- **Problem**
Output the listing below verbatim, but drop the images.
····················
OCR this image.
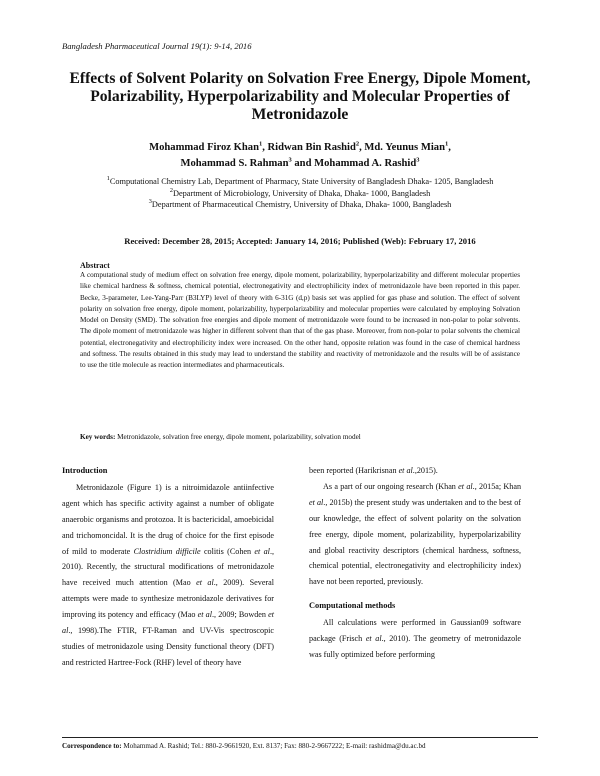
Bangladesh Pharmaceutical Journal 19(1): 9-14, 2016
Effects of Solvent Polarity on Solvation Free Energy, Dipole Moment, Polarizability, Hyperpolarizability and Molecular Properties of Metronidazole
Mohammad Firoz Khan$^1$, Ridwan Bin Rashid$^2$, Md. Yeunus Mian$^1$,
Mohammad S. Rahman$^3$ and Mohammad A. Rashid$^3$
$^1$Computational Chemistry Lab, Department of Pharmacy, State University of Bangladesh Dhaka- 1205, Bangladesh
$^2$Department of Microbiology, University of Dhaka, Dhaka- 1000, Bangladesh
$^3$Department of Pharmaceutical Chemistry, University of Dhaka, Dhaka- 1000, Bangladesh
Received: December 28, 2015; Accepted: January 14, 2016; Published (Web): February 17, 2016
Abstract
A computational study of medium effect on solvation free energy, dipole moment, polarizability, hyperpolarizability and different molecular properties like chemical hardness & softness, chemical potential, electronegativity and electrophilicity index of metronidazole have been reported in this paper. Becke, 3-parameter, Lee-Yang-Parr (B3LYP) level of theory with 6-31G (d,p) basis set was applied for gas phase and solution. The effect of solvent polarity on solvation free energy, dipole moment, polarizability, hyperpolarizability and molecular properties were calculated by employing Solvation Model on Density (SMD). The solvation free energies and dipole moment of metronidazole were found to be increased in non-polar to polar solvents. The dipole moment of metronidazole was higher in different solvent than that of the gas phase. Moreover, from non-polar to polar solvents the chemical potential, electronegativity and electrophilicity index were increased. On the other hand, opposite relation was found in the case of chemical hardness and softness. The results obtained in this study may lead to understand the stability and reactivity of metronidazole and the results will be of assistance to use the title molecule as reaction intermediates and pharmaceuticals.
Key words: Metronidazole, solvation free energy, dipole moment, polarizability, solvation model

Introduction

Metronidazole (Figure 1) is a nitroimidazole antiinfective agent which has specific activity against a number of obligate anaerobic organisms and protozoa. It is bactericidal, amoebicidal and trichomoncidal. It is the drug of choice for the first episode of mild to moderate Clostridium difficile colitis (Cohen et al., 2010). Recently, the structural modifications of metronidazole have received much attention (Mao et al., 2009). Several attempts were made to synthesize metronidazole derivatives for improving its potency and efficacy (Mao et al., 2009; Bowden et al., 1998).The FTIR, FT-Raman and UV-Vis spectroscopic studies of metronidazole using Density functional theory (DFT) and restricted Hartree-Fock (RHF) level of theory have

been reported (Harikrisnan et al.,2015).

As a part of our ongoing research (Khan et al., 2015a; Khan et al., 2015b) the present study was undertaken and to the best of our knowledge, the effect of solvent polarity on the solvation free energy, dipole moment, polarizability, hyperpolarizability and global reactivity descriptors (chemical hardness, softness, chemical potential, electronegativity and electrophilicity index) have not been reported, previously.

Computational methods

All calculations were performed in Gaussian09 software package (Frisch et al., 2010). The geometry of metronidazole was fully optimized before performing

Correspondence to: Mohammad A. Rashid; Tel.: 880-2-9661920, Ext. 8137; Fax: 880-2-9667222; E-mail: rashidma@du.ac.bd
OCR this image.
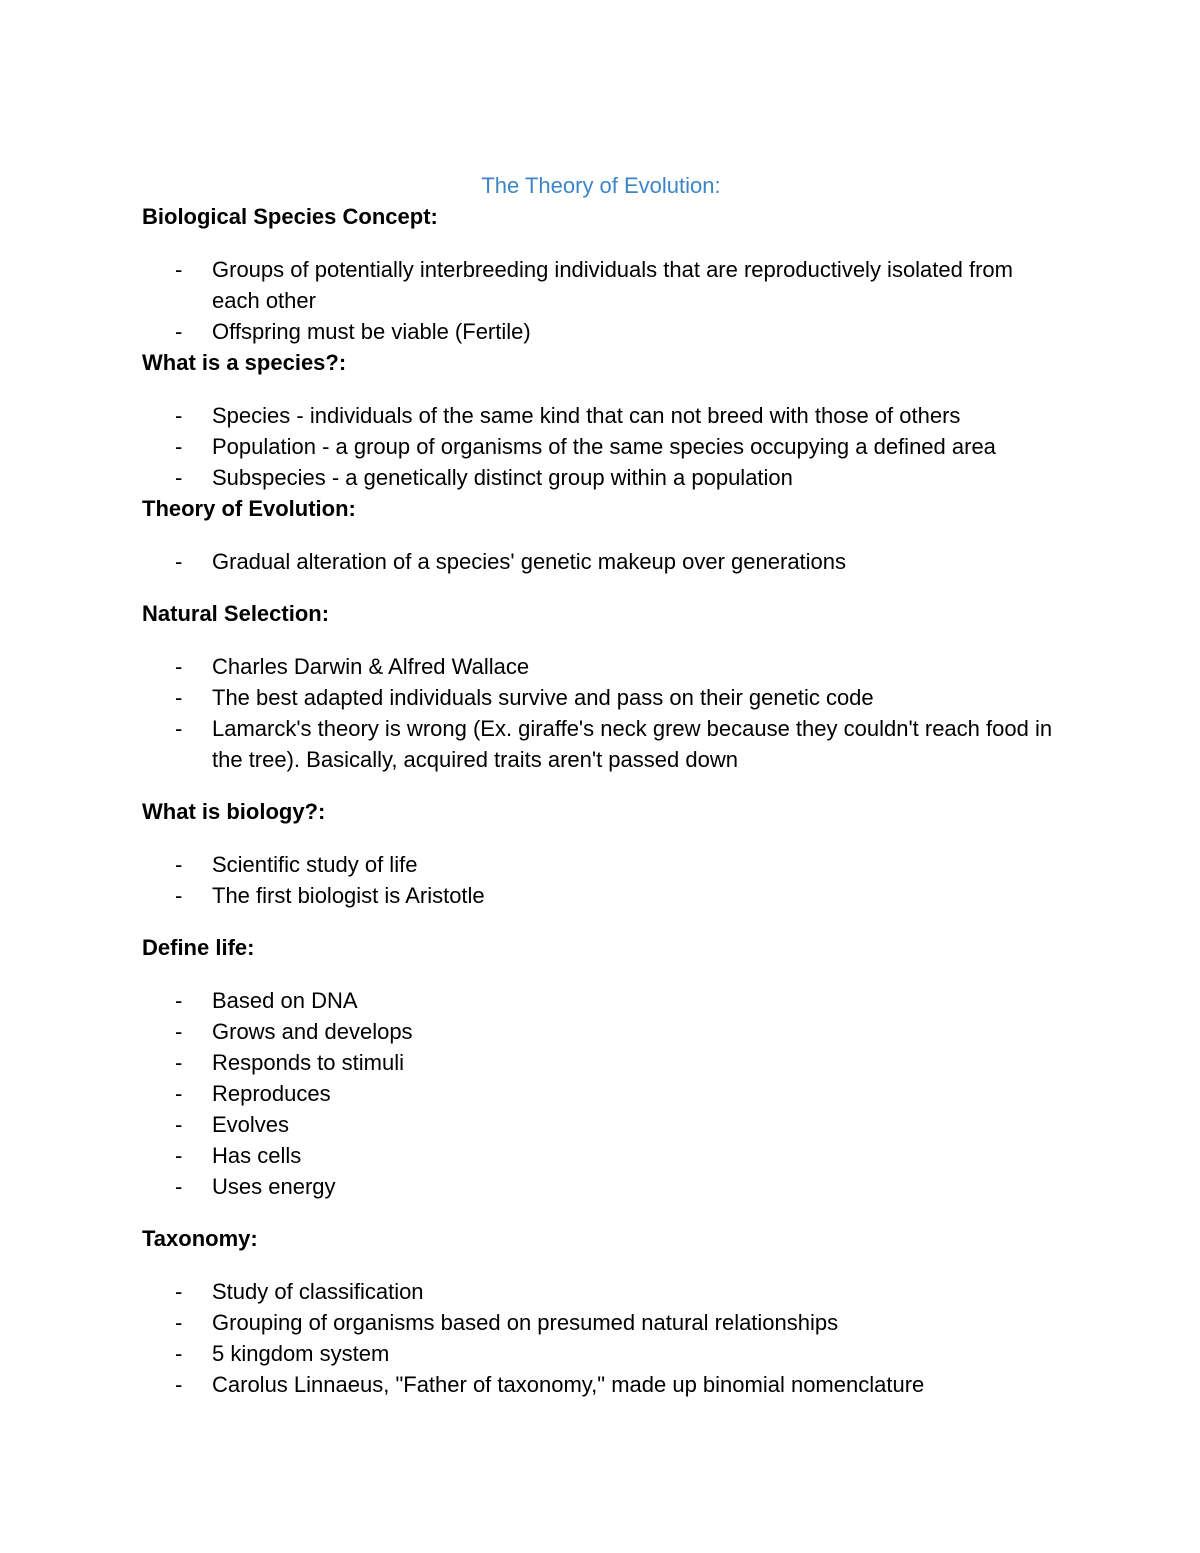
The Theory of Evolution:
Biological Species Concept:
- Groups of potentially interbreeding individuals that are reproductively isolated from each other
- Offspring must be viable (Fertile)
What is a species?:
- Species - individuals of the same kind that can not breed with those of others
- Population - a group of organisms of the same species occupying a defined area
- Subspecies - a genetically distinct group within a population
Theory of Evolution:
- Gradual alteration of a species' genetic makeup over generations
Natural Selection:
- Charles Darwin & Alfred Wallace
- The best adapted individuals survive and pass on their genetic code
- Lamarck's theory is wrong (Ex. giraffe's neck grew because they couldn't reach food in the tree). Basically, acquired traits aren't passed down
What is biology?:
- Scientific study of life
- The first biologist is Aristotle
Define life:
- Based on DNA
- Grows and develops
- Responds to stimuli
- Reproduces
- Evolves
- Has cells
- Uses energy
Taxonomy:
- Study of classification
- Grouping of organisms based on presumed natural relationships
- 5 kingdom system
- Carolus Linnaeus, "Father of taxonomy," made up binomial nomenclature
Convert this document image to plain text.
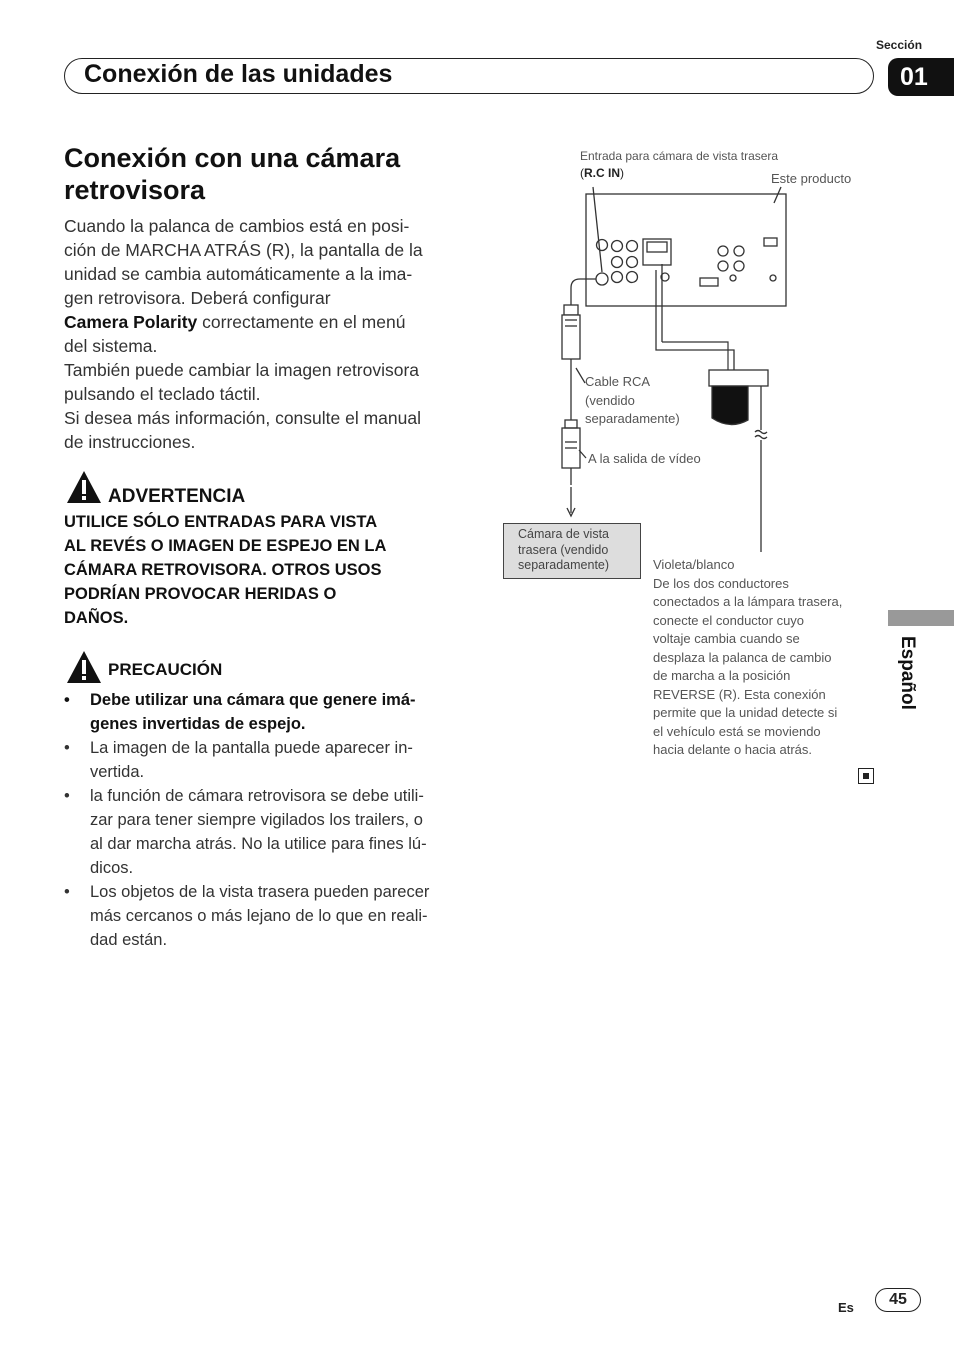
Sección
Conexión de las unidades	01
Conexión con una cámara
retrovisora

Cuando la palanca de cambios está en posi-

ción de MARCHA ATRÁS (R), la pantalla de la

unidad se cambia automáticamente a la ima-

gen retrovisora. Deberá configurar

Camera Polarity correctamente en el menú

del sistema.

También puede cambiar la imagen retrovisora

pulsando el teclado táctil.

Si desea más información, consulte el manual

de instrucciones.

ADVERTENCIA
UTILICE SÓLO ENTRADAS PARA VISTA
AL REVÉS O IMAGEN DE ESPEJO EN LA
CÁMARA RETROVISORA. OTROS USOS
PODRÍAN PROVOCAR HERIDAS O
DAÑOS.
PRECAUCIÓN
• Debe utilizar una cámara que genere imá-
genes invertidas de espejo.
• La imagen de la pantalla puede aparecer in-
vertida.
• la función de cámara retrovisora se debe utili-
zar para tener siempre vigilados los trailers, o
al dar marcha atrás. No la utilice para fines lú-
dicos.
• Los objetos de la vista trasera pueden parecer
más cercanos o más lejano de lo que en reali-
dad están.
Entrada para cámara de vista trasera
(R.C IN)	Este producto
Cable RCA
(vendido
separadamente)
A la salida de vídeo
Cámara de vista
trasera (vendido
separadamente)	Violeta/blanco
De los dos conductores
conectados a la lámpara trasera,
conecte el conductor cuyo
voltaje cambia cuando se
desplaza la palanca de cambio
de marcha a la posición
REVERSE (R). Esta conexión
permite que la unidad detecte si
el vehículo está se moviendo
hacia delante o hacia atrás.
Español
Es	45
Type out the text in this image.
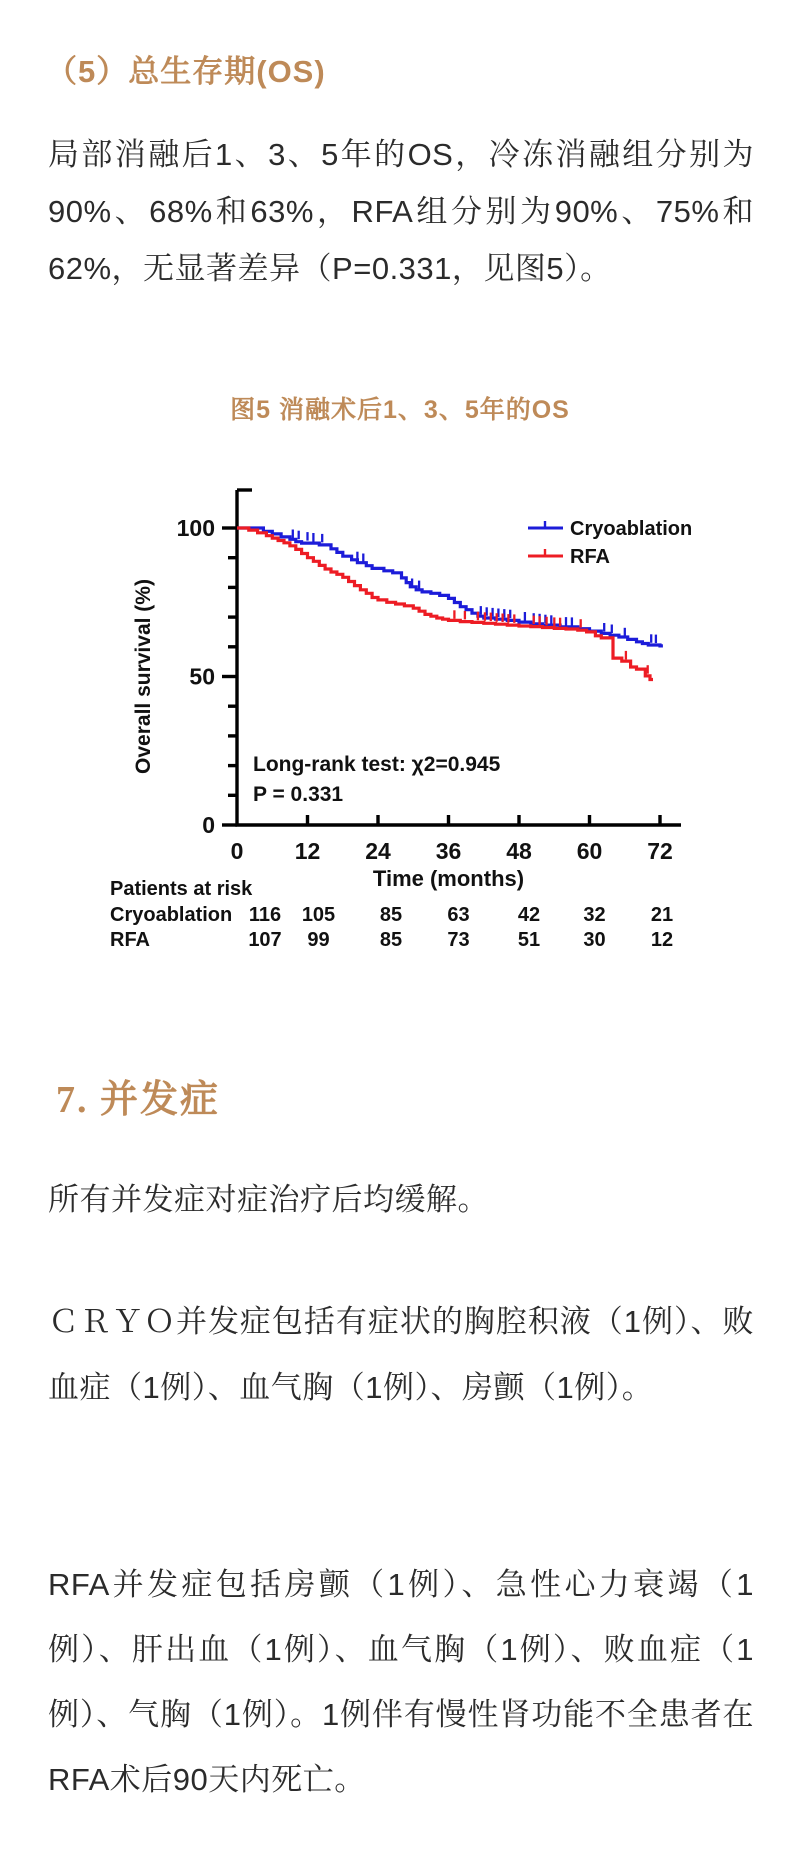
（5）总生存期(OS)
局部消融后1、3、5年的OS，冷冻消融组分别为90%、68%和63%，RFA组分别为90%、75%和62%，无显著差异（P=0.331，见图5）。
图5 消融术后1、3、5年的OS
0
50
100
0 12 24 36 48 60 72
Time (months)
Overall survival (%)
Cryoablation
RFA
Long-rank test: χ2=0.945
P = 0.331
Patients at risk
Cryoablation 116 105 85 63 42 32 21
RFA	107 99	85 73 51 30 12
7. 并发症
所有并发症对症治疗后均缓解。
ＣＲＹＯ并发症包括有症状的胸腔积液（1例）、败血症（1例）、血气胸（1例）、房颤（1例）。
RFA并发症包括房颤（1例）、急性心力衰竭（1例）、肝出血（1例）、血气胸（1例）、败血症（1例）、气胸（1例）。1例伴有慢性肾功能不全患者在RFA术后90天内死亡。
····················
- **Result of the task**
OCR this image.
Bangladesh Pharmaceutical Journal 19(1): 9-14, 2016
Effects of Solvent Polarity on Solvation Free Energy, Dipole Moment, Polarizability, Hyperpolarizability and Molecular Properties of Metronidazole
Mohammad Firoz Khan$^1$, Ridwan Bin Rashid$^2$, Md. Yeunus Mian$^1$,
Mohammad S. Rahman$^3$ and Mohammad A. Rashid$^3$
$^1$Computational Chemistry Lab, Department of Pharmacy, State University of Bangladesh Dhaka- 1205, Bangladesh
$^2$Department of Microbiology, University of Dhaka, Dhaka- 1000, Bangladesh
$^3$Department of Pharmaceutical Chemistry, University of Dhaka, Dhaka- 1000, Bangladesh
Received: December 28, 2015; Accepted: January 14, 2016; Published (Web): February 17, 2016
Abstract
A computational study of medium effect on solvation free energy, dipole moment, polarizability, hyperpolarizability and different molecular properties like chemical hardness & softness, chemical potential, electronegativity and electrophilicity index of metronidazole have been reported in this paper. Becke, 3-parameter, Lee-Yang-Parr (B3LYP) level of theory with 6-31G (d,p) basis set was applied for gas phase and solution. The effect of solvent polarity on solvation free energy, dipole moment, polarizability, hyperpolarizability and molecular properties were calculated by employing Solvation Model on Density (SMD). The solvation free energies and dipole moment of metronidazole were found to be increased in non-polar to polar solvents. The dipole moment of metronidazole was higher in different solvent than that of the gas phase. Moreover, from non-polar to polar solvents the chemical potential, electronegativity and electrophilicity index were increased. On the other hand, opposite relation was found in the case of chemical hardness and softness. The results obtained in this study may lead to understand the stability and reactivity of metronidazole and the results will be of assistance to use the title molecule as reaction intermediates and pharmaceuticals.
Key words: Metronidazole, solvation free energy, dipole moment, polarizability, solvation model

Introduction

Metronidazole (Figure 1) is a nitroimidazole antiinfective agent which has specific activity against a number of obligate anaerobic organisms and protozoa. It is bactericidal, amoebicidal and trichomoncidal. It is the drug of choice for the first episode of mild to moderate Clostridium difficile colitis (Cohen et al., 2010). Recently, the structural modifications of metronidazole have received much attention (Mao et al., 2009). Several attempts were made to synthesize metronidazole derivatives for improving its potency and efficacy (Mao et al., 2009; Bowden et al., 1998).The FTIR, FT-Raman and UV-Vis spectroscopic studies of metronidazole using Density functional theory (DFT) and restricted Hartree-Fock (RHF) level of theory have

been reported (Harikrisnan et al.,2015).

As a part of our ongoing research (Khan et al., 2015a; Khan et al., 2015b) the present study was undertaken and to the best of our knowledge, the effect of solvent polarity on the solvation free energy, dipole moment, polarizability, hyperpolarizability and global reactivity descriptors (chemical hardness, softness, chemical potential, electronegativity and electrophilicity index) have not been reported, previously.

Computational methods

All calculations were performed in Gaussian09 software package (Frisch et al., 2010). The geometry of metronidazole was fully optimized before performing

Correspondence to: Mohammad A. Rashid; Tel.: 880-2-9661920, Ext. 8137; Fax: 880-2-9667222; E-mail: rashidma@du.ac.bd
OCR this image.
The Theory of Evolution:
Biological Species Concept:
- Groups of potentially interbreeding individuals that are reproductively isolated from each other
- Offspring must be viable (Fertile)
What is a species?:
- Species - individuals of the same kind that can not breed with those of others
- Population - a group of organisms of the same species occupying a defined area
- Subspecies - a genetically distinct group within a population
Theory of Evolution:
- Gradual alteration of a species' genetic makeup over generations
Natural Selection:
- Charles Darwin & Alfred Wallace
- The best adapted individuals survive and pass on their genetic code
- Lamarck's theory is wrong (Ex. giraffe's neck grew because they couldn't reach food in the tree). Basically, acquired traits aren't passed down
What is biology?:
- Scientific study of life
- The first biologist is Aristotle
Define life:
- Based on DNA
- Grows and develops
- Responds to stimuli
- Reproduces
- Evolves
- Has cells
- Uses energy
Taxonomy:
- Study of classification
- Grouping of organisms based on presumed natural relationships
- 5 kingdom system
- Carolus Linnaeus, "Father of taxonomy," made up binomial nomenclature
Convert this document image to plain text.
Sección
Conexión de las unidades	01
Conexión con una cámara
retrovisora

Cuando la palanca de cambios está en posi-

ción de MARCHA ATRÁS (R), la pantalla de la

unidad se cambia automáticamente a la ima-

gen retrovisora. Deberá configurar

Camera Polarity correctamente en el menú

del sistema.

También puede cambiar la imagen retrovisora

pulsando el teclado táctil.

Si desea más información, consulte el manual

de instrucciones.

ADVERTENCIA
UTILICE SÓLO ENTRADAS PARA VISTA
AL REVÉS O IMAGEN DE ESPEJO EN LA
CÁMARA RETROVISORA. OTROS USOS
PODRÍAN PROVOCAR HERIDAS O
DAÑOS.
PRECAUCIÓN
• Debe utilizar una cámara que genere imá-
genes invertidas de espejo.
• La imagen de la pantalla puede aparecer in-
vertida.
• la función de cámara retrovisora se debe utili-
zar para tener siempre vigilados los trailers, o
al dar marcha atrás. No la utilice para fines lú-
dicos.
• Los objetos de la vista trasera pueden parecer
más cercanos o más lejano de lo que en reali-
dad están.
Entrada para cámara de vista trasera
(R.C IN)	Este producto
Cable RCA
(vendido
separadamente)
A la salida de vídeo
Cámara de vista
trasera (vendido
separadamente)	Violeta/blanco
De los dos conductores
conectados a la lámpara trasera,
conecte el conductor cuyo
voltaje cambia cuando se
desplaza la palanca de cambio
de marcha a la posición
REVERSE (R). Esta conexión
permite que la unidad detecte si
el vehículo está se moviendo
hacia delante o hacia atrás.
Español
Es	45
Type out the text in this image.
（5）总生存期(OS)
局部消融后1、3、5年的OS，冷冻消融组分别为90%、68%和63%，RFA组分别为90%、75%和62%，无显著差异（P=0.331，见图5）。
图5 消融术后1、3、5年的OS
0
50
100
0 12 24 36 48 60 72
Time (months)
Overall survival (%)
Cryoablation
RFA
Long-rank test: χ2=0.945
P = 0.331
Patients at risk
Cryoablation 116 105 85 63 42 32 21
RFA	107 99	85 73 51 30 12
7. 并发症
所有并发症对症治疗后均缓解。
ＣＲＹＯ并发症包括有症状的胸腔积液（1例）、败血症（1例）、血气胸（1例）、房颤（1例）。
RFA并发症包括房颤（1例）、急性心力衰竭（1例）、肝出血（1例）、血气胸（1例）、败血症（1例）、气胸（1例）。1例伴有慢性肾功能不全患者在RFA术后90天内死亡。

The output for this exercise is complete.